# START OF Excerpt provided

For he was master of an excellent style in that tongue, which has earned,
paradoxically enough, the name of a dead language.
Scholarship
in the west is often measured by the number of books published by a person
devoting himself to any branch of learning; but it has always been typical of
the east to create traditions of teaching and merge oneself in that labour of
love and live in spirit rather than in print. The Mahamahopadhyaya could have,
no doubt, published many treatises and discourses if he had cared; but no such
ambition ever fired his mind. He invariably derived satisfaction in the
publications of his pupils. The only substantial monument of his vast learning
to posterity will be the band of students who studied under him. It is certain
that some of them, at any rate, will cherish all that he cherished and
revitalise Sanskrit learning by their contributions.
The
Madras Samskrta Academy, started in 1927, had the late Mahamahopadhyaya as its
fostering President till his death. Orientalists of renown like Professors
Sylvain Levi, Leuders, Winternitz and F. W. Thomas met him in person while in
India and recognised his outstanding Position in the field. As a founder of the
Journal of Oriental Research, Madras, he did much valuable work in
bringing together scholars in India and elsewhere, and the Journal in its
useful, though somewhat interrupted career, has made it clear to the world of
scholars that there is talent in India for intensive study and worthy of wide
recognition.

# END OF Excerpt provided

■ Exercise aim
Do these statements agree with the excerpt about the Mahamahopadhyaya? Answer yes or no for each, and quote the words from the excerpt that decide it. 1. The Madras Samskrta Academy was started in 1927. 2. The Mahamahopadhyaya was driven by an ambition to publish many treatises. 3. The Journal of Oriental Research had an uninterrupted career. The records that follow have no connection to the text.

# START OF Extracted data

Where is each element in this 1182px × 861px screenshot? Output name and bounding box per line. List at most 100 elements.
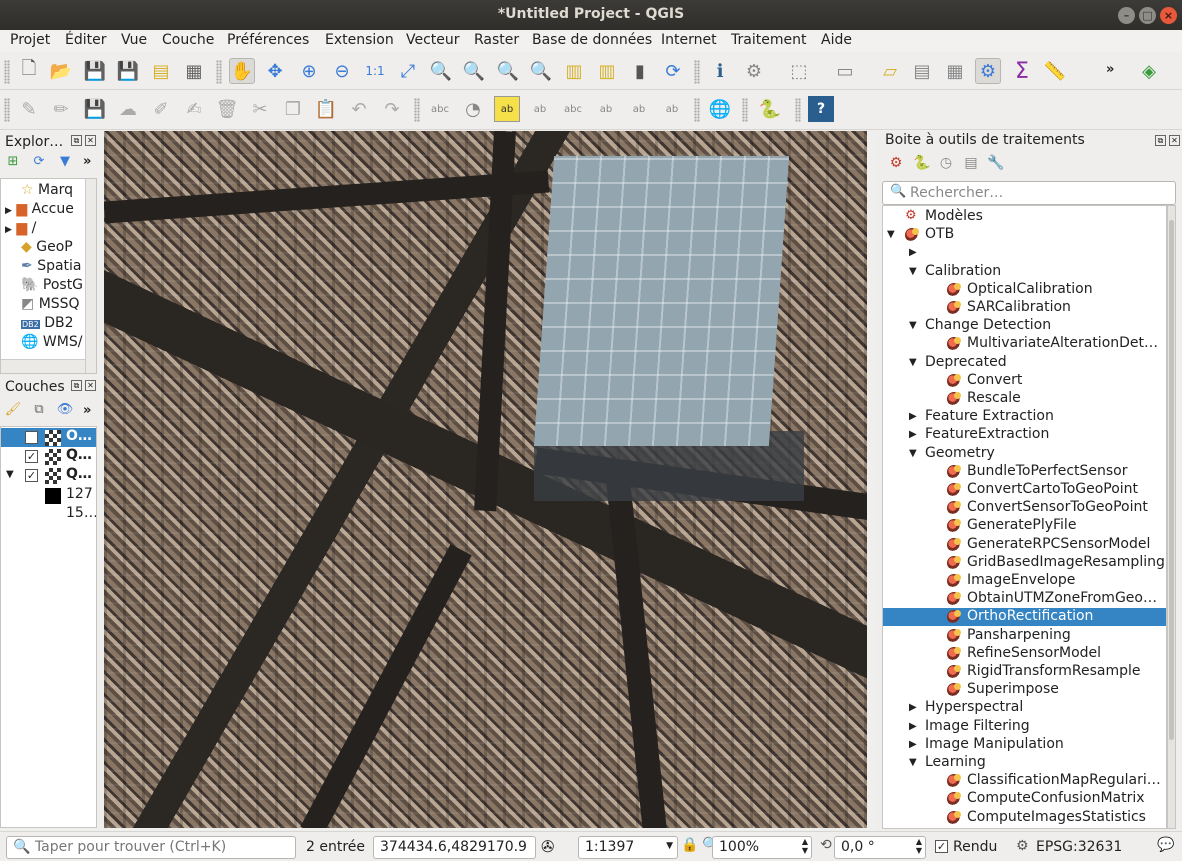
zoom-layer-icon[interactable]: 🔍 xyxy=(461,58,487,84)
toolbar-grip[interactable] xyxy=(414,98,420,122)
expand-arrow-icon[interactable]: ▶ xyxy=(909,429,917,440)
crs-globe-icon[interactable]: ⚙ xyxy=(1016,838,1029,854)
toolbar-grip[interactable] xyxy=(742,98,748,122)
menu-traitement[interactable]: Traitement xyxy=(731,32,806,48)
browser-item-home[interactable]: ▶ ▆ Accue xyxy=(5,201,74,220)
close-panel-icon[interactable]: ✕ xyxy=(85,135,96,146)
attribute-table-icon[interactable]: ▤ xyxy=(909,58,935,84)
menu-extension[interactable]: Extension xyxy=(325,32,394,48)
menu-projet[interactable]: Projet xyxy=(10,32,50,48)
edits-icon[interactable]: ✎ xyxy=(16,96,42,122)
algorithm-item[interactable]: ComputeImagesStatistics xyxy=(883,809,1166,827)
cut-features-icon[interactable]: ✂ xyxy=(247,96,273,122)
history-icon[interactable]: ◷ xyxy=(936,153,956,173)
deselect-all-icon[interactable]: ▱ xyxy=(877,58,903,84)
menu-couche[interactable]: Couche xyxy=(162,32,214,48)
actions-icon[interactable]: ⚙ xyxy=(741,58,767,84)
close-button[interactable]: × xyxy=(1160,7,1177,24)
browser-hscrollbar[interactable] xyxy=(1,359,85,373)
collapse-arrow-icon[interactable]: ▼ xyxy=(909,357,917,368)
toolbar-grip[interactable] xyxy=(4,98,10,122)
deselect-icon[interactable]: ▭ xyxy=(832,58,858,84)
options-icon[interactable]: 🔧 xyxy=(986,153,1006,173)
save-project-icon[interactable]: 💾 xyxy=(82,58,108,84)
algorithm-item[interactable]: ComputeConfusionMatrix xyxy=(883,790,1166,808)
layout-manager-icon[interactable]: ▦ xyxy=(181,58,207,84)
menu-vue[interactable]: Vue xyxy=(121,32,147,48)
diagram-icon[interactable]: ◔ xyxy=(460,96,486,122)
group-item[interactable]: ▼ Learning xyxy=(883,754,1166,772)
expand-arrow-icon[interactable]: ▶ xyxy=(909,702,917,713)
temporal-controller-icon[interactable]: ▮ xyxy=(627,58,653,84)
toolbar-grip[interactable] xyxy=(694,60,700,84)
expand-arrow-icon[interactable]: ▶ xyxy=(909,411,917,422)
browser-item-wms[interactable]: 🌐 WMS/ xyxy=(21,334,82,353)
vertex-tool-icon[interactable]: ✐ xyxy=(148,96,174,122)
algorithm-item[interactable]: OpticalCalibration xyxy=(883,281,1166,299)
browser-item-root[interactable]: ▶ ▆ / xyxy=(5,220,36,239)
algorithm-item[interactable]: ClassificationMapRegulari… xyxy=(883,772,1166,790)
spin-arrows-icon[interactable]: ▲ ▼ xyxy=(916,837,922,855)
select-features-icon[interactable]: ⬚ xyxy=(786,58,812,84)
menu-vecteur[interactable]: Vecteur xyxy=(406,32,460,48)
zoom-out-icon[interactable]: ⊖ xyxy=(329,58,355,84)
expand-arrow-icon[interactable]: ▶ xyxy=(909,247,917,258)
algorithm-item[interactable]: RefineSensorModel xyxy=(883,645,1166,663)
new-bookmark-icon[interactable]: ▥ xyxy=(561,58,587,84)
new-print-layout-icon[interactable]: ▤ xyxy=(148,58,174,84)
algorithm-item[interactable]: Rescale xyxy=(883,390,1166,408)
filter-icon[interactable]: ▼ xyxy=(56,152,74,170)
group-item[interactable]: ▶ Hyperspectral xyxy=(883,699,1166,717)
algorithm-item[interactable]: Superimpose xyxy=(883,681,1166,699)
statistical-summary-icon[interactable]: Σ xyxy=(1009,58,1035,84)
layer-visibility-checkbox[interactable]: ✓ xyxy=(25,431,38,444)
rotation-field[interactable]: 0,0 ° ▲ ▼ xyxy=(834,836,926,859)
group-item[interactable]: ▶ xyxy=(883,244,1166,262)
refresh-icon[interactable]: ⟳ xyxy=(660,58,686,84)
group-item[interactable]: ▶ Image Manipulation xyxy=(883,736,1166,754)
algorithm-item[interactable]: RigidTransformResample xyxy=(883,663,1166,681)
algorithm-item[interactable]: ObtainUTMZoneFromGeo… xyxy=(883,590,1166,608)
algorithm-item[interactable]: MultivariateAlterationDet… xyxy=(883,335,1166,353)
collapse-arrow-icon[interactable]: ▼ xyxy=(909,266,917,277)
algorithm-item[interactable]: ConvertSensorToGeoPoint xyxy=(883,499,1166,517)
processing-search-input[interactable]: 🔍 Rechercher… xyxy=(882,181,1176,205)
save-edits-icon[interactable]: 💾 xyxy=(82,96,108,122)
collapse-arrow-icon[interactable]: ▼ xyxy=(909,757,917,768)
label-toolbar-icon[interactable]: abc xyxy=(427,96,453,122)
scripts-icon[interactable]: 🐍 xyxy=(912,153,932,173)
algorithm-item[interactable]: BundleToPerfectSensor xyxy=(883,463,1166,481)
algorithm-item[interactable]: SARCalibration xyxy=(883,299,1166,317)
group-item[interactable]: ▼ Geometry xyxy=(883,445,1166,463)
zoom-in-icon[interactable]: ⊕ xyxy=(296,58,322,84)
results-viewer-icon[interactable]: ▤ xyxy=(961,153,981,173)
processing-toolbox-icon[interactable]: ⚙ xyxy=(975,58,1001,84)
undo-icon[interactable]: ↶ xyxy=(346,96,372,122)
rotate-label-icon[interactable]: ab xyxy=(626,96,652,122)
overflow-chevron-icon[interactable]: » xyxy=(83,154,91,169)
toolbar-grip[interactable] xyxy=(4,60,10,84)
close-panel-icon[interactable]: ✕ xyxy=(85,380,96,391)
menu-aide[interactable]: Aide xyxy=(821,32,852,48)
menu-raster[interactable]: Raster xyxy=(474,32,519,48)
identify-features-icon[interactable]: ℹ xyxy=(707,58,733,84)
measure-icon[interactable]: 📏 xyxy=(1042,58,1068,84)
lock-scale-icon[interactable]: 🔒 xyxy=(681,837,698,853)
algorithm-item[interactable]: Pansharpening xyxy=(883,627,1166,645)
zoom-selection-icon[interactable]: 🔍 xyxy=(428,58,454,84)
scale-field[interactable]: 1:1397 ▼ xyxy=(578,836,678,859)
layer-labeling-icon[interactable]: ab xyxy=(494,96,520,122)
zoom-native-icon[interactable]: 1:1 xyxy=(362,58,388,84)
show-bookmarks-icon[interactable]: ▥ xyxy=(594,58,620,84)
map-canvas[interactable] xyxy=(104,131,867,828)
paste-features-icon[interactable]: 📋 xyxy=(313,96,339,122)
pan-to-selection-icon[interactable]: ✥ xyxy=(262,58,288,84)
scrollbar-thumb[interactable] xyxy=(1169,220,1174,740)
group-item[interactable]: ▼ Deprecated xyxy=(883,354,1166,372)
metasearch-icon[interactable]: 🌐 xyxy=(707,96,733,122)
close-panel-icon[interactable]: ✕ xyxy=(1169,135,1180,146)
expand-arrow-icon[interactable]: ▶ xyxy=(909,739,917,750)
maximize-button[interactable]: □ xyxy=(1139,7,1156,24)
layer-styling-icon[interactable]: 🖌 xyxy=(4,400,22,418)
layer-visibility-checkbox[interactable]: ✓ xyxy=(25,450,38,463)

# END OF Extracted data
# START OF Extracted data

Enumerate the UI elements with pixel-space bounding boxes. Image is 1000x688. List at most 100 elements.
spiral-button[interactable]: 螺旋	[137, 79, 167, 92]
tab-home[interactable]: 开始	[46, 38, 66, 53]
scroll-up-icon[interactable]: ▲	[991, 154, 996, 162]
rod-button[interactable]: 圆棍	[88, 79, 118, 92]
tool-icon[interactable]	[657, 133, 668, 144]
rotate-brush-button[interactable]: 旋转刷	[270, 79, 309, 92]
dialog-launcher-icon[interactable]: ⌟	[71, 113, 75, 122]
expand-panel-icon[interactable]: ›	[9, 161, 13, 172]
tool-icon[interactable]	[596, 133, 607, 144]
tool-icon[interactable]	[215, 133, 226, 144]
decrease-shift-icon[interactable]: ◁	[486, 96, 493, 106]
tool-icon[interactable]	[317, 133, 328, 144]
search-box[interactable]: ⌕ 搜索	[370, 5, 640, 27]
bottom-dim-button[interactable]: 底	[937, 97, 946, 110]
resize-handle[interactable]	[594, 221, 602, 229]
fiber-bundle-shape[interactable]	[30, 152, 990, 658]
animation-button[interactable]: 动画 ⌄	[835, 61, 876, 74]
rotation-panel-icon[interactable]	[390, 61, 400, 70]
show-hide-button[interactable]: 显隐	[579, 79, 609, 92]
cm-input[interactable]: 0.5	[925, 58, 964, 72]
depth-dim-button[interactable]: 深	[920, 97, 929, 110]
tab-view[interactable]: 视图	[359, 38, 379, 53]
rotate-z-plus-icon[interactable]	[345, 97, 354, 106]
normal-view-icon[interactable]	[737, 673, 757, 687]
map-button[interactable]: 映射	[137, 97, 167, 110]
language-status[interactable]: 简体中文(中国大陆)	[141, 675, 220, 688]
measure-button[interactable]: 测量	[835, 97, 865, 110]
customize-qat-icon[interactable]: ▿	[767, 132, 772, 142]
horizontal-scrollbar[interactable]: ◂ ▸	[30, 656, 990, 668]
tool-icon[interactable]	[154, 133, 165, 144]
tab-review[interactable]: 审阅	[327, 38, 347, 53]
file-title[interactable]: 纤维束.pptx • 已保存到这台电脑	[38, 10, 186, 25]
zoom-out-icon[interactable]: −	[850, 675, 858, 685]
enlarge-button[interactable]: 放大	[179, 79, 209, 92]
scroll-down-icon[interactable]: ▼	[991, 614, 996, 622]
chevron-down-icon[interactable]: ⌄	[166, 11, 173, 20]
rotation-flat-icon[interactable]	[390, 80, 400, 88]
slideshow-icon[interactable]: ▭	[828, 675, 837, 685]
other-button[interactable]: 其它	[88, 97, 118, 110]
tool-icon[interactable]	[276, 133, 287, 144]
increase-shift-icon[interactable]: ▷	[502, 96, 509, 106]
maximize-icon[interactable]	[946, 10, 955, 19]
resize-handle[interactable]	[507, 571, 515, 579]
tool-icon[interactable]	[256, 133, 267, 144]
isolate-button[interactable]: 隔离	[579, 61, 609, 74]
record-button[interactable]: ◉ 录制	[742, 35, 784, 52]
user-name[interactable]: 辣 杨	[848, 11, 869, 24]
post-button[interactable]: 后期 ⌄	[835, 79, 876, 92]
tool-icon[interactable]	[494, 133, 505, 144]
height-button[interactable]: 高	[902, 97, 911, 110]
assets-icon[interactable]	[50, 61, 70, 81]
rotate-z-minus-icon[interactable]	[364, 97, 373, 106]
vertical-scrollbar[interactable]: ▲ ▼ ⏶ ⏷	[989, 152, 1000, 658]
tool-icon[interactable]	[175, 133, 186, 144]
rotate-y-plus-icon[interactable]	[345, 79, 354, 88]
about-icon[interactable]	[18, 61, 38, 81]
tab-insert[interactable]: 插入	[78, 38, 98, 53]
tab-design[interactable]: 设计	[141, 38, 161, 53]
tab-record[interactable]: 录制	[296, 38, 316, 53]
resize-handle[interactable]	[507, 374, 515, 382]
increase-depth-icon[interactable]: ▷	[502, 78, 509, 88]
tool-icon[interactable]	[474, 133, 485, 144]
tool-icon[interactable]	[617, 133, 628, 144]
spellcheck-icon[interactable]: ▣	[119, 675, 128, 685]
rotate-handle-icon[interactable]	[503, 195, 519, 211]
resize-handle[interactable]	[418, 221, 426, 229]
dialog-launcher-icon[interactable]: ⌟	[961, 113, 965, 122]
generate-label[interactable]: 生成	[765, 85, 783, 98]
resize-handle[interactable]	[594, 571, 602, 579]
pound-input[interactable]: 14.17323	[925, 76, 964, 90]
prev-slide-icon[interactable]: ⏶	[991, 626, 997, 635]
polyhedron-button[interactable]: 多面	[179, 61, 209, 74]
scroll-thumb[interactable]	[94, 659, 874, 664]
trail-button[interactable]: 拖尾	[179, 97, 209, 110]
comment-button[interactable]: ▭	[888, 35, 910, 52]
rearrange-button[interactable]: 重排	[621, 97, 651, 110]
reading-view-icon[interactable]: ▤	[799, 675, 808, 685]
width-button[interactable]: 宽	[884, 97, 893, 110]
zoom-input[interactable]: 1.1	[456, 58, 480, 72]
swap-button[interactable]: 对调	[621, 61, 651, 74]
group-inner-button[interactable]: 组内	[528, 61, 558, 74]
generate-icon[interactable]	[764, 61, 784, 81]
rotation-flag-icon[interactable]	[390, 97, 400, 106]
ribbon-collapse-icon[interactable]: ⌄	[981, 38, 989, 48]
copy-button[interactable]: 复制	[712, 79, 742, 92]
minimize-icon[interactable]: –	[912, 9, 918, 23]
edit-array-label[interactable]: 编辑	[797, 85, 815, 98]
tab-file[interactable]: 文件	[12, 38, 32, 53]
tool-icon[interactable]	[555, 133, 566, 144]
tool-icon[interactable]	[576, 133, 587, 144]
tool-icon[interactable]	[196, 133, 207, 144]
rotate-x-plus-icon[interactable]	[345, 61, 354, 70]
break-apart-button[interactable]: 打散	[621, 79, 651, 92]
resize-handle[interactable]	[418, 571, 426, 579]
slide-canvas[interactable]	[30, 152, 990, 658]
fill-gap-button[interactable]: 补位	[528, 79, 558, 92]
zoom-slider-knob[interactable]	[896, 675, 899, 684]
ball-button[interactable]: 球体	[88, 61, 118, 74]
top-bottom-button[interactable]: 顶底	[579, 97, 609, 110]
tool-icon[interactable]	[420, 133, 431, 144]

# END OF Extracted data

■ Final result
1. Yes: "The Madras Samskrta Academy, started in 1927"
2. No: "but no such ambition ever fired his mind"
3. No: "useful, though somewhat interrupted career"